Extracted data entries
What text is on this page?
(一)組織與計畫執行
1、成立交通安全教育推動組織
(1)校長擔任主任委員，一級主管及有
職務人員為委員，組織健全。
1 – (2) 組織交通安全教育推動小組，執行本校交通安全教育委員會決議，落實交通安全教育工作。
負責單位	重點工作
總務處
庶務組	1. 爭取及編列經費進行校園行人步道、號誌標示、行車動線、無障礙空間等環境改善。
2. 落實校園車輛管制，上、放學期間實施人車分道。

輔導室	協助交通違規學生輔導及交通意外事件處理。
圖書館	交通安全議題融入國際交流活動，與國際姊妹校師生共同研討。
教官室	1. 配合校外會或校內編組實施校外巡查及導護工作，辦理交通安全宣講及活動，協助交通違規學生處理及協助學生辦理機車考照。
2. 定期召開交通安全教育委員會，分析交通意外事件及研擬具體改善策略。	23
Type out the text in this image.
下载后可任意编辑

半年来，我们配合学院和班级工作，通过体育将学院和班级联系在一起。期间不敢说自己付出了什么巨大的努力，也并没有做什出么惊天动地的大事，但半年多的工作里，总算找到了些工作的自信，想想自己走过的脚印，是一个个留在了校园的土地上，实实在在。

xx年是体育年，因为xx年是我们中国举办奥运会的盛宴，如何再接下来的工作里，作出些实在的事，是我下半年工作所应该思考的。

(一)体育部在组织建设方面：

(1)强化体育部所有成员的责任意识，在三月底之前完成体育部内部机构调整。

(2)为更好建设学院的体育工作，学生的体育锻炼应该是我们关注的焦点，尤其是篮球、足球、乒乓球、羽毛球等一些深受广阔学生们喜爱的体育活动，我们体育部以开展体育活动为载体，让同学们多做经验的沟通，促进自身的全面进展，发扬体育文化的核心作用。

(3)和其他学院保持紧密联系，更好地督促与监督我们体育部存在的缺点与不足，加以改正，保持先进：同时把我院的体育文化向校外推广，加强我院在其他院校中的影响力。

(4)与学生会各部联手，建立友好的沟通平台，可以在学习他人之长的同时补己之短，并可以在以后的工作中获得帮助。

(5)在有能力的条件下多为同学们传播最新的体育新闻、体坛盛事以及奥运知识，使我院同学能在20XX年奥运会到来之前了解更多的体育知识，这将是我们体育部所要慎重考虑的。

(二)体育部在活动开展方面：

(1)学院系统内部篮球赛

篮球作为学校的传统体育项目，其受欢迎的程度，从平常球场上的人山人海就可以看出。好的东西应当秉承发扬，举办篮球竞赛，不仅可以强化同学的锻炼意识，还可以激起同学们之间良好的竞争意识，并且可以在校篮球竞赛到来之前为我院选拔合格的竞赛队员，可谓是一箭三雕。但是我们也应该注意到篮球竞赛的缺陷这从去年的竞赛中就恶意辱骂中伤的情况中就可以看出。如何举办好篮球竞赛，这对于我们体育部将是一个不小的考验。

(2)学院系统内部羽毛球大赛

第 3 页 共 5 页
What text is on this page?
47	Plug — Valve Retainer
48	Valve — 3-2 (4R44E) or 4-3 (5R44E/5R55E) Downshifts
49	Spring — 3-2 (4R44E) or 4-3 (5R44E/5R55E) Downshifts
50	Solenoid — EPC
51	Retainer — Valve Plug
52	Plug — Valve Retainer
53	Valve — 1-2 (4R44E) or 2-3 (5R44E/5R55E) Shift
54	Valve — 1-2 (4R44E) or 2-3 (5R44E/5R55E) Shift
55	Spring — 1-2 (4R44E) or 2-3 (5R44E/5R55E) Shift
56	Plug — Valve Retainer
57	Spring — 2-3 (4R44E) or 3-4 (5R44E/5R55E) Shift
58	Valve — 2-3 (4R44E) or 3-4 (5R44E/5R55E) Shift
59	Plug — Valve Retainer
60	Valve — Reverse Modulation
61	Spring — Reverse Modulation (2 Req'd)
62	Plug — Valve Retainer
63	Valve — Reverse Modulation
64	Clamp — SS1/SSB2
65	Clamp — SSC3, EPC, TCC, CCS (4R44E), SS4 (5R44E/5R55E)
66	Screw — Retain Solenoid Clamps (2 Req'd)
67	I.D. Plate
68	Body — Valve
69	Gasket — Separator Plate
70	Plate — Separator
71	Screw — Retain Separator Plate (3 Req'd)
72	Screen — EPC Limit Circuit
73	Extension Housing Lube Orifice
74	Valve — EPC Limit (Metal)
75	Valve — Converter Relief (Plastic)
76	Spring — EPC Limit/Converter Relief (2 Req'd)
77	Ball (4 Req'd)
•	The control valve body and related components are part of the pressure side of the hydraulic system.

_GIVEN INSTRUCTION_:
Emit the full listing verbatim.

_CORRECT ANSWER_:
What text is on this page?
(一)組織與計畫執行
1、成立交通安全教育推動組織
(1)校長擔任主任委員，一級主管及有
職務人員為委員，組織健全。
1 – (2) 組織交通安全教育推動小組，執行本校交通安全教育委員會決議，落實交通安全教育工作。
負責單位	重點工作
總務處
庶務組	1. 爭取及編列經費進行校園行人步道、號誌標示、行車動線、無障礙空間等環境改善。
2. 落實校園車輛管制，上、放學期間實施人車分道。

輔導室	協助交通違規學生輔導及交通意外事件處理。
圖書館	交通安全議題融入國際交流活動，與國際姊妹校師生共同研討。
教官室	1. 配合校外會或校內編組實施校外巡查及導護工作，辦理交通安全宣講及活動，協助交通違規學生處理及協助學生辦理機車考照。
2. 定期召開交通安全教育委員會，分析交通意外事件及研擬具體改善策略。	23
Type out the text in this image.
下载后可任意编辑

半年来，我们配合学院和班级工作，通过体育将学院和班级联系在一起。期间不敢说自己付出了什么巨大的努力，也并没有做什出么惊天动地的大事，但半年多的工作里，总算找到了些工作的自信，想想自己走过的脚印，是一个个留在了校园的土地上，实实在在。

xx年是体育年，因为xx年是我们中国举办奥运会的盛宴，如何再接下来的工作里，作出些实在的事，是我下半年工作所应该思考的。

(一)体育部在组织建设方面：

(1)强化体育部所有成员的责任意识，在三月底之前完成体育部内部机构调整。

(2)为更好建设学院的体育工作，学生的体育锻炼应该是我们关注的焦点，尤其是篮球、足球、乒乓球、羽毛球等一些深受广阔学生们喜爱的体育活动，我们体育部以开展体育活动为载体，让同学们多做经验的沟通，促进自身的全面进展，发扬体育文化的核心作用。

(3)和其他学院保持紧密联系，更好地督促与监督我们体育部存在的缺点与不足，加以改正，保持先进：同时把我院的体育文化向校外推广，加强我院在其他院校中的影响力。

(4)与学生会各部联手，建立友好的沟通平台，可以在学习他人之长的同时补己之短，并可以在以后的工作中获得帮助。

(5)在有能力的条件下多为同学们传播最新的体育新闻、体坛盛事以及奥运知识，使我院同学能在20XX年奥运会到来之前了解更多的体育知识，这将是我们体育部所要慎重考虑的。

(二)体育部在活动开展方面：

(1)学院系统内部篮球赛

篮球作为学校的传统体育项目，其受欢迎的程度，从平常球场上的人山人海就可以看出。好的东西应当秉承发扬，举办篮球竞赛，不仅可以强化同学的锻炼意识，还可以激起同学们之间良好的竞争意识，并且可以在校篮球竞赛到来之前为我院选拔合格的竞赛队员，可谓是一箭三雕。但是我们也应该注意到篮球竞赛的缺陷这从去年的竞赛中就恶意辱骂中伤的情况中就可以看出。如何举办好篮球竞赛，这对于我们体育部将是一个不小的考验。

(2)学院系统内部羽毛球大赛

第 3 页 共 5 页
What text is on this page?
47	Plug — Valve Retainer
48	Valve — 3-2 (4R44E) or 4-3 (5R44E/5R55E) Downshifts
49	Spring — 3-2 (4R44E) or 4-3 (5R44E/5R55E) Downshifts
50	Solenoid — EPC
51	Retainer — Valve Plug
52	Plug — Valve Retainer
53	Valve — 1-2 (4R44E) or 2-3 (5R44E/5R55E) Shift
54	Valve — 1-2 (4R44E) or 2-3 (5R44E/5R55E) Shift
55	Spring — 1-2 (4R44E) or 2-3 (5R44E/5R55E) Shift
56	Plug — Valve Retainer
57	Spring — 2-3 (4R44E) or 3-4 (5R44E/5R55E) Shift
58	Valve — 2-3 (4R44E) or 3-4 (5R44E/5R55E) Shift
59	Plug — Valve Retainer
60	Valve — Reverse Modulation
61	Spring — Reverse Modulation (2 Req'd)
62	Plug — Valve Retainer
63	Valve — Reverse Modulation
64	Clamp — SS1/SSB2
65	Clamp — SSC3, EPC, TCC, CCS (4R44E), SS4 (5R44E/5R55E)
66	Screw — Retain Solenoid Clamps (2 Req'd)
67	I.D. Plate
68	Body — Valve
69	Gasket — Separator Plate
70	Plate — Separator
71	Screw — Retain Separator Plate (3 Req'd)
72	Screen — EPC Limit Circuit
73	Extension Housing Lube Orifice
74	Valve — EPC Limit (Metal)
75	Valve — Converter Relief (Plastic)
76	Spring — EPC Limit/Converter Relief (2 Req'd)
77	Ball (4 Req'd)
•	The control valve body and related components are part of the pressure side of the hydraulic system.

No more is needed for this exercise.